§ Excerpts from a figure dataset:

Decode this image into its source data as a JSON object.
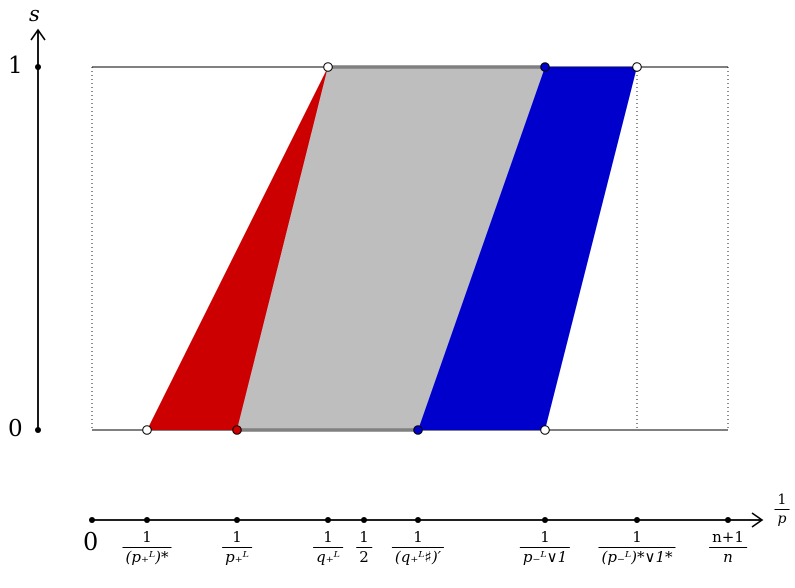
{
  "axes": {
    "vertical_label": "s",
    "horizontal_label_num": "1",
    "horizontal_label_den": "p",
    "s_ticks": [
      "0",
      "1"
    ],
    "origin_label": "0"
  },
  "ticks": [
    {
      "num": "1",
      "den": "(p₊ᴸ)*"
    },
    {
      "num": "1",
      "den": "p₊ᴸ"
    },
    {
      "num": "1",
      "den": "q₊ᴸ"
    },
    {
      "num": "1",
      "den": "2"
    },
    {
      "num": "1",
      "den": "(q₊ᴸ♯)′"
    },
    {
      "num": "1",
      "den": "p₋ᴸ∨1"
    },
    {
      "num": "1",
      "den": "(p₋ᴸ)*∨1*"
    },
    {
      "num": "n+1",
      "den": "n"
    }
  ],
  "regions": {
    "red": "#cc0000",
    "gray": "#bebebe",
    "blue": "#0000cc",
    "edge": "#808080"
  }
}
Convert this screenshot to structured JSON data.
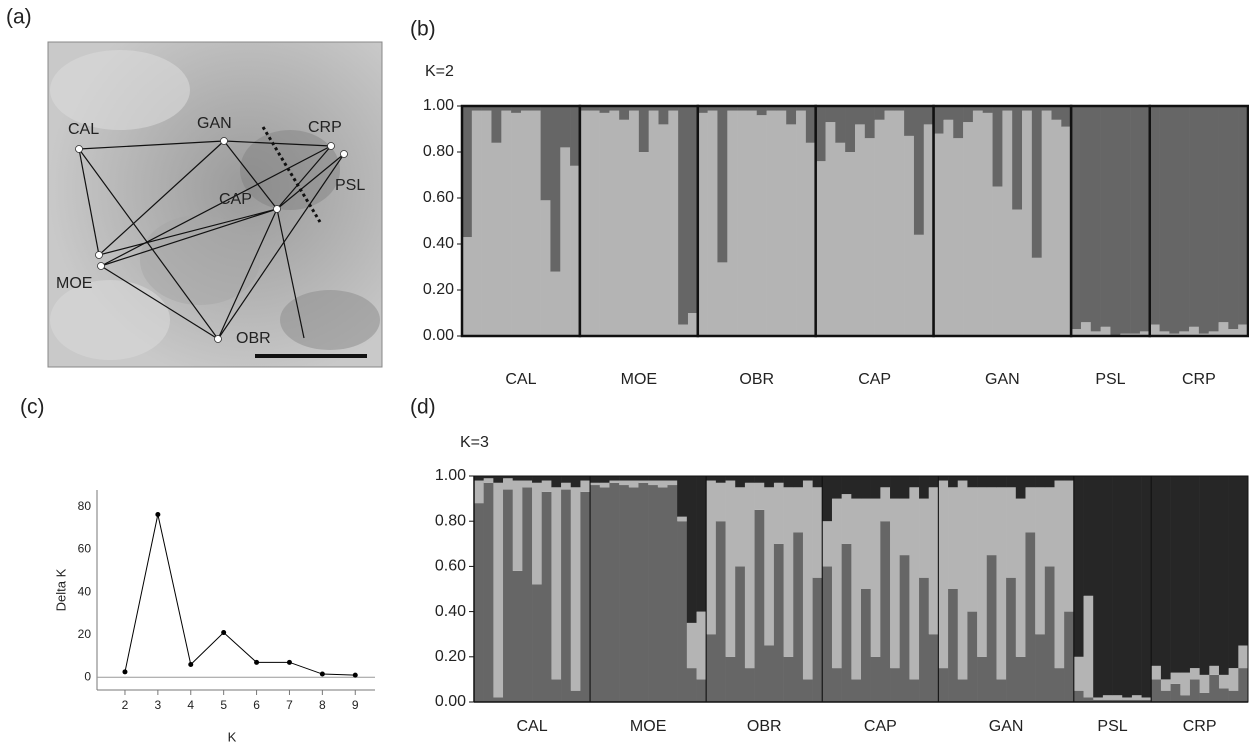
{
  "map": {
    "label": "(a)",
    "sites": [
      "CAL",
      "GAN",
      "CRP",
      "PSL",
      "CAP",
      "MOE",
      "OBR"
    ]
  },
  "chart_data": [
    {
      "type": "structure",
      "label": "(b)",
      "title": "K=2",
      "categories": [
        "CAL",
        "MOE",
        "OBR",
        "CAP",
        "GAN",
        "PSL",
        "CRP"
      ],
      "ylim": [
        0,
        1
      ],
      "yticks": [
        {
          "value": 0,
          "label": "0.00"
        },
        {
          "value": 0.2,
          "label": "0.20"
        },
        {
          "value": 0.4,
          "label": "0.40"
        },
        {
          "value": 0.6,
          "label": "0.60"
        },
        {
          "value": 0.8,
          "label": "0.80"
        },
        {
          "value": 1,
          "label": "1.00"
        }
      ],
      "series": [
        {
          "color": "#b4b4b4",
          "values": [
            [
              0.43,
              0.98,
              0.98,
              0.84,
              0.98,
              0.97,
              0.98,
              0.98,
              0.59,
              0.28,
              0.82,
              0.74
            ],
            [
              0.98,
              0.98,
              0.97,
              0.98,
              0.94,
              0.98,
              0.8,
              0.98,
              0.92,
              0.98,
              0.05,
              0.1
            ],
            [
              0.97,
              0.98,
              0.32,
              0.98,
              0.98,
              0.98,
              0.96,
              0.98,
              0.98,
              0.92,
              0.98,
              0.84
            ],
            [
              0.76,
              0.93,
              0.84,
              0.8,
              0.92,
              0.86,
              0.94,
              0.98,
              0.98,
              0.87,
              0.44,
              0.92
            ],
            [
              0.88,
              0.94,
              0.86,
              0.93,
              0.98,
              0.97,
              0.65,
              0.98,
              0.55,
              0.98,
              0.34,
              0.98,
              0.94,
              0.91
            ],
            [
              0.03,
              0.06,
              0.02,
              0.04,
              0.0,
              0.01,
              0.01,
              0.02
            ],
            [
              0.05,
              0.02,
              0.01,
              0.02,
              0.04,
              0.01,
              0.02,
              0.06,
              0.03,
              0.05
            ]
          ]
        },
        {
          "color": "#666666",
          "values": [
            [
              0.57,
              0.02,
              0.02,
              0.16,
              0.02,
              0.03,
              0.02,
              0.02,
              0.41,
              0.72,
              0.18,
              0.26
            ],
            [
              0.02,
              0.02,
              0.03,
              0.02,
              0.06,
              0.02,
              0.2,
              0.02,
              0.08,
              0.02,
              0.95,
              0.9
            ],
            [
              0.03,
              0.02,
              0.68,
              0.02,
              0.02,
              0.02,
              0.04,
              0.02,
              0.02,
              0.08,
              0.02,
              0.16
            ],
            [
              0.24,
              0.07,
              0.16,
              0.2,
              0.08,
              0.14,
              0.06,
              0.02,
              0.02,
              0.13,
              0.56,
              0.08
            ],
            [
              0.12,
              0.06,
              0.14,
              0.07,
              0.02,
              0.03,
              0.35,
              0.02,
              0.45,
              0.02,
              0.66,
              0.02,
              0.06,
              0.09
            ],
            [
              0.97,
              0.94,
              0.98,
              0.96,
              1.0,
              0.99,
              0.99,
              0.98
            ],
            [
              0.95,
              0.98,
              0.99,
              0.98,
              0.96,
              0.99,
              0.98,
              0.94,
              0.97,
              0.95
            ]
          ]
        }
      ]
    },
    {
      "type": "structure",
      "label": "(d)",
      "title": "K=3",
      "categories": [
        "CAL",
        "MOE",
        "OBR",
        "CAP",
        "GAN",
        "PSL",
        "CRP"
      ],
      "ylim": [
        0,
        1
      ],
      "yticks": [
        {
          "value": 0,
          "label": "0.00"
        },
        {
          "value": 0.2,
          "label": "0.20"
        },
        {
          "value": 0.4,
          "label": "0.40"
        },
        {
          "value": 0.6,
          "label": "0.60"
        },
        {
          "value": 0.8,
          "label": "0.80"
        },
        {
          "value": 1,
          "label": "1.00"
        }
      ],
      "series": [
        {
          "color": "#666666",
          "values": [
            [
              0.88,
              0.97,
              0.02,
              0.94,
              0.58,
              0.95,
              0.52,
              0.93,
              0.1,
              0.94,
              0.05,
              0.93
            ],
            [
              0.96,
              0.95,
              0.97,
              0.96,
              0.95,
              0.97,
              0.96,
              0.95,
              0.96,
              0.8,
              0.15,
              0.1
            ],
            [
              0.3,
              0.8,
              0.2,
              0.6,
              0.15,
              0.85,
              0.25,
              0.7,
              0.2,
              0.75,
              0.1,
              0.55
            ],
            [
              0.6,
              0.15,
              0.7,
              0.1,
              0.5,
              0.2,
              0.8,
              0.15,
              0.65,
              0.1,
              0.55,
              0.3
            ],
            [
              0.15,
              0.5,
              0.1,
              0.4,
              0.2,
              0.65,
              0.1,
              0.55,
              0.2,
              0.75,
              0.3,
              0.6,
              0.15,
              0.4
            ],
            [
              0.05,
              0.02,
              0.01,
              0.01,
              0.01,
              0.01,
              0.01,
              0.01
            ],
            [
              0.1,
              0.05,
              0.08,
              0.03,
              0.1,
              0.04,
              0.12,
              0.06,
              0.05,
              0.15
            ]
          ]
        },
        {
          "color": "#b4b4b4",
          "values": [
            [
              0.1,
              0.02,
              0.95,
              0.05,
              0.4,
              0.03,
              0.45,
              0.05,
              0.85,
              0.03,
              0.9,
              0.05
            ],
            [
              0.01,
              0.02,
              0.01,
              0.02,
              0.03,
              0.01,
              0.02,
              0.03,
              0.02,
              0.02,
              0.2,
              0.3
            ],
            [
              0.68,
              0.17,
              0.78,
              0.35,
              0.82,
              0.12,
              0.7,
              0.27,
              0.75,
              0.2,
              0.88,
              0.4
            ],
            [
              0.2,
              0.75,
              0.22,
              0.8,
              0.4,
              0.7,
              0.15,
              0.75,
              0.25,
              0.85,
              0.35,
              0.65
            ],
            [
              0.83,
              0.45,
              0.88,
              0.55,
              0.75,
              0.3,
              0.85,
              0.4,
              0.7,
              0.2,
              0.65,
              0.35,
              0.83,
              0.58
            ],
            [
              0.15,
              0.45,
              0.01,
              0.02,
              0.02,
              0.01,
              0.02,
              0.01
            ],
            [
              0.06,
              0.05,
              0.05,
              0.1,
              0.05,
              0.08,
              0.04,
              0.06,
              0.1,
              0.1
            ]
          ]
        },
        {
          "color": "#262626",
          "values": [
            [
              0.02,
              0.01,
              0.03,
              0.01,
              0.02,
              0.02,
              0.03,
              0.02,
              0.05,
              0.03,
              0.05,
              0.02
            ],
            [
              0.03,
              0.03,
              0.02,
              0.02,
              0.02,
              0.02,
              0.02,
              0.02,
              0.02,
              0.18,
              0.65,
              0.6
            ],
            [
              0.02,
              0.03,
              0.02,
              0.05,
              0.03,
              0.03,
              0.05,
              0.03,
              0.05,
              0.05,
              0.02,
              0.05
            ],
            [
              0.2,
              0.1,
              0.08,
              0.1,
              0.1,
              0.1,
              0.05,
              0.1,
              0.1,
              0.05,
              0.1,
              0.05
            ],
            [
              0.02,
              0.05,
              0.02,
              0.05,
              0.05,
              0.05,
              0.05,
              0.05,
              0.1,
              0.05,
              0.05,
              0.05,
              0.02,
              0.02
            ],
            [
              0.8,
              0.53,
              0.98,
              0.97,
              0.97,
              0.98,
              0.97,
              0.98
            ],
            [
              0.84,
              0.9,
              0.87,
              0.87,
              0.85,
              0.88,
              0.84,
              0.88,
              0.85,
              0.75
            ]
          ]
        }
      ]
    },
    {
      "type": "line",
      "label": "(c)",
      "xlabel": "K",
      "ylabel": "Delta K",
      "x": [
        2,
        3,
        4,
        5,
        6,
        7,
        8,
        9
      ],
      "values": [
        2.5,
        76.5,
        6,
        21,
        7,
        7,
        1.5,
        1
      ],
      "xlim": [
        1.15,
        9.6
      ],
      "ylim": [
        -6,
        88
      ],
      "xticks": [
        2,
        3,
        4,
        5,
        6,
        7,
        8,
        9
      ],
      "yticks": [
        0,
        20,
        40,
        60,
        80
      ],
      "color": "#000000"
    }
  ]
}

§ WHAT IS ASKED: Return only those lines of the records that contain the string "JSON".

§ EXERCISE RESULT:
Decode this image into its source data as a JSON object.
Convert this screenshot to structured JSON data.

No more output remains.